**What to do**
Restate the full set of records exactly, without adding or dropping a word.

** begin Input **

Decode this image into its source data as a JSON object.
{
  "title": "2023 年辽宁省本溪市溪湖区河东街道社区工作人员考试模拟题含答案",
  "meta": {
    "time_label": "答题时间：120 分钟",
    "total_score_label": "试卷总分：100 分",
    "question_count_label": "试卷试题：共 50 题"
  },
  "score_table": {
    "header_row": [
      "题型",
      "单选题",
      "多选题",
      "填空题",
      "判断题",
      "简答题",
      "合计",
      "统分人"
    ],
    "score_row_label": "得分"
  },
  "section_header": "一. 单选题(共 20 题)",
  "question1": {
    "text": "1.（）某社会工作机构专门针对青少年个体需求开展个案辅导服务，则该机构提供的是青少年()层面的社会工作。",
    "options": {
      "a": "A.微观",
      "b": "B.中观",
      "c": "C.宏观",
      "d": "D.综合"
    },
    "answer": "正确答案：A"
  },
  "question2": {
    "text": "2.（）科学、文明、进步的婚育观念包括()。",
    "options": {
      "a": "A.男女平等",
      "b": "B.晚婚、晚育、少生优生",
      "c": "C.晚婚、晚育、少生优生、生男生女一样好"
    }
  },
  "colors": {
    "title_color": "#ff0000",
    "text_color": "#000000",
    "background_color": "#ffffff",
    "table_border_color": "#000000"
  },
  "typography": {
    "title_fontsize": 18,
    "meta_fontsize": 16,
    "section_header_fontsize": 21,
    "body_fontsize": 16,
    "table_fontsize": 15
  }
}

** end Input **

**Written response**
Decode this image into its source data as a JSON object.
{
  "title": "2023 年辽宁省本溪市溪湖区河东街道社区工作人员考试模拟题含答案",
  "meta": {
    "time_label": "答题时间：120 分钟",
    "total_score_label": "试卷总分：100 分",
    "question_count_label": "试卷试题：共 50 题"
  },
  "score_table": {
    "header_row": [
      "题型",
      "单选题",
      "多选题",
      "填空题",
      "判断题",
      "简答题",
      "合计",
      "统分人"
    ],
    "score_row_label": "得分"
  },
  "section_header": "一. 单选题(共 20 题)",
  "question1": {
    "text": "1.（）某社会工作机构专门针对青少年个体需求开展个案辅导服务，则该机构提供的是青少年()层面的社会工作。",
    "options": {
      "a": "A.微观",
      "b": "B.中观",
      "c": "C.宏观",
      "d": "D.综合"
    },
    "answer": "正确答案：A"
  },
  "question2": {
    "text": "2.（）科学、文明、进步的婚育观念包括()。",
    "options": {
      "a": "A.男女平等",
      "b": "B.晚婚、晚育、少生优生",
      "c": "C.晚婚、晚育、少生优生、生男生女一样好"
    }
  },
  "colors": {
    "title_color": "#ff0000",
    "text_color": "#000000",
    "background_color": "#ffffff",
    "table_border_color": "#000000"
  },
  "typography": {
    "title_fontsize": 18,
    "meta_fontsize": 16,
    "section_header_fontsize": 21,
    "body_fontsize": 16,
    "table_fontsize": 15
  }
}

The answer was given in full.